(Written exercise) Every line below that mentions the word "JSON" should be copied out.

START Excerpted records

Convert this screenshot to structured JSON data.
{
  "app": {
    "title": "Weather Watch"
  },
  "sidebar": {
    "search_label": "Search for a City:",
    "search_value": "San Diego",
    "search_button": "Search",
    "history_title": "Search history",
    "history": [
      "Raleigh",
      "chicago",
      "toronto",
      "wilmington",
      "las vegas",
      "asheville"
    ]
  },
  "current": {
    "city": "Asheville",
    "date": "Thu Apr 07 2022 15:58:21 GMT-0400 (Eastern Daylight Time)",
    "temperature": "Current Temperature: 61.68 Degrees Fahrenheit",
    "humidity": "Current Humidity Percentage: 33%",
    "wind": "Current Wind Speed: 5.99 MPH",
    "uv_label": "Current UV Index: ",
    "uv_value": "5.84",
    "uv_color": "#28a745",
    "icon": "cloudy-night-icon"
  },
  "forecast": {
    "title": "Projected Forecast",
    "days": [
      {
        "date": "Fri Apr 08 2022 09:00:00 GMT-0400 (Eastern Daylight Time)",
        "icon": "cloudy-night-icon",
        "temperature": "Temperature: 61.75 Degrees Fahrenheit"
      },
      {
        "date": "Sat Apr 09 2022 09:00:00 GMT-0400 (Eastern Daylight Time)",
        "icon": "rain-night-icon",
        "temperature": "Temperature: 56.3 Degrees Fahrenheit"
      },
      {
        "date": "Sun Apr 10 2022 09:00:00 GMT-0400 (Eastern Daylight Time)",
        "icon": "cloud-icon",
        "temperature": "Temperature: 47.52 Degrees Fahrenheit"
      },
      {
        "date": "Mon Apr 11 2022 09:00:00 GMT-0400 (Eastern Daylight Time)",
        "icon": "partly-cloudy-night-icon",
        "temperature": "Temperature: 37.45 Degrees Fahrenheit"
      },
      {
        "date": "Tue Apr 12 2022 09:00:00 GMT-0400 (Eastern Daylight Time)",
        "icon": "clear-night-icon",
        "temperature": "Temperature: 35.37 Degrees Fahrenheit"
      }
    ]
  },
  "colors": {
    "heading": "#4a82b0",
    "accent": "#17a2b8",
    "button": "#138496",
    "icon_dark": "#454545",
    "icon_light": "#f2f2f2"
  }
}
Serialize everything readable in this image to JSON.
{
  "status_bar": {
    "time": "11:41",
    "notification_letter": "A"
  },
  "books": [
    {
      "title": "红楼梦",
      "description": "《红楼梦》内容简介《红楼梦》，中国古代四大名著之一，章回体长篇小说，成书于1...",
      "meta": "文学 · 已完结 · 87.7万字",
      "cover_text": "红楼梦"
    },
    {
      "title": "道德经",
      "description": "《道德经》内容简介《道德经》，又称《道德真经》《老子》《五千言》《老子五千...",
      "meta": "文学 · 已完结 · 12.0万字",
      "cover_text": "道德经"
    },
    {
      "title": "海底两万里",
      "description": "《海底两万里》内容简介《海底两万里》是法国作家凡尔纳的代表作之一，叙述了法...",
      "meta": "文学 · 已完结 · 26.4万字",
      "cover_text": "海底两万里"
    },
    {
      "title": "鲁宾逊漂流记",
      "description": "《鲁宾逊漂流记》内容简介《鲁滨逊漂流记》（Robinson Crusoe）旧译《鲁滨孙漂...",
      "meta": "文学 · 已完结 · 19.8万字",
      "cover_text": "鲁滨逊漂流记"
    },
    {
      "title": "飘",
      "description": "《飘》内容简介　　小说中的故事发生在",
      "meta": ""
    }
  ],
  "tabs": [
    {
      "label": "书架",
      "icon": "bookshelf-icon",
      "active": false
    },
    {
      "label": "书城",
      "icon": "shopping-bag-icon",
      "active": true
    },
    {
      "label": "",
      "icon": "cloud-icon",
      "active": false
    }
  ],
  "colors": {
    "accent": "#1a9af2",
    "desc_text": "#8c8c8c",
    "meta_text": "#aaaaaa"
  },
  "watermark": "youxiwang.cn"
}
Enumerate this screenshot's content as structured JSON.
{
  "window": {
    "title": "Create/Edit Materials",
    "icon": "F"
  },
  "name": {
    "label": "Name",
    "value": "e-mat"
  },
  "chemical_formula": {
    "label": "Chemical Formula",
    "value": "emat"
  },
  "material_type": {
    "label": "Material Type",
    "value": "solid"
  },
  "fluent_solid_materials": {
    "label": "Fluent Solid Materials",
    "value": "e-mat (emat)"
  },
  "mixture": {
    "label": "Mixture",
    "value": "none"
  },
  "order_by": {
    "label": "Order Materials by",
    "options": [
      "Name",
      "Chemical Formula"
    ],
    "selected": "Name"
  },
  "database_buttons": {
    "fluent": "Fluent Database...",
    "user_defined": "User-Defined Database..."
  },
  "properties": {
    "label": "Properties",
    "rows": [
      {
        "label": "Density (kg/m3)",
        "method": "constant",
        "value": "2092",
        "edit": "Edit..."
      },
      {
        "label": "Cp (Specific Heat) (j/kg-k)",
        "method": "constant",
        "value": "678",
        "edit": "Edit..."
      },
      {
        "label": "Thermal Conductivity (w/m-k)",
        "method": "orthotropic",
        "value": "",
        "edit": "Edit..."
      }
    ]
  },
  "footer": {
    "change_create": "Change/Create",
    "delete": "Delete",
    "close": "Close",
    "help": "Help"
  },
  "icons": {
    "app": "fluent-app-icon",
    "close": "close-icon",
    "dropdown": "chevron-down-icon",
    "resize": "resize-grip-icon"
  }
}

END Excerpted records

(Task output)
Convert this screenshot to structured JSON data.
Serialize everything readable in this image to JSON.
Enumerate this screenshot's content as structured JSON.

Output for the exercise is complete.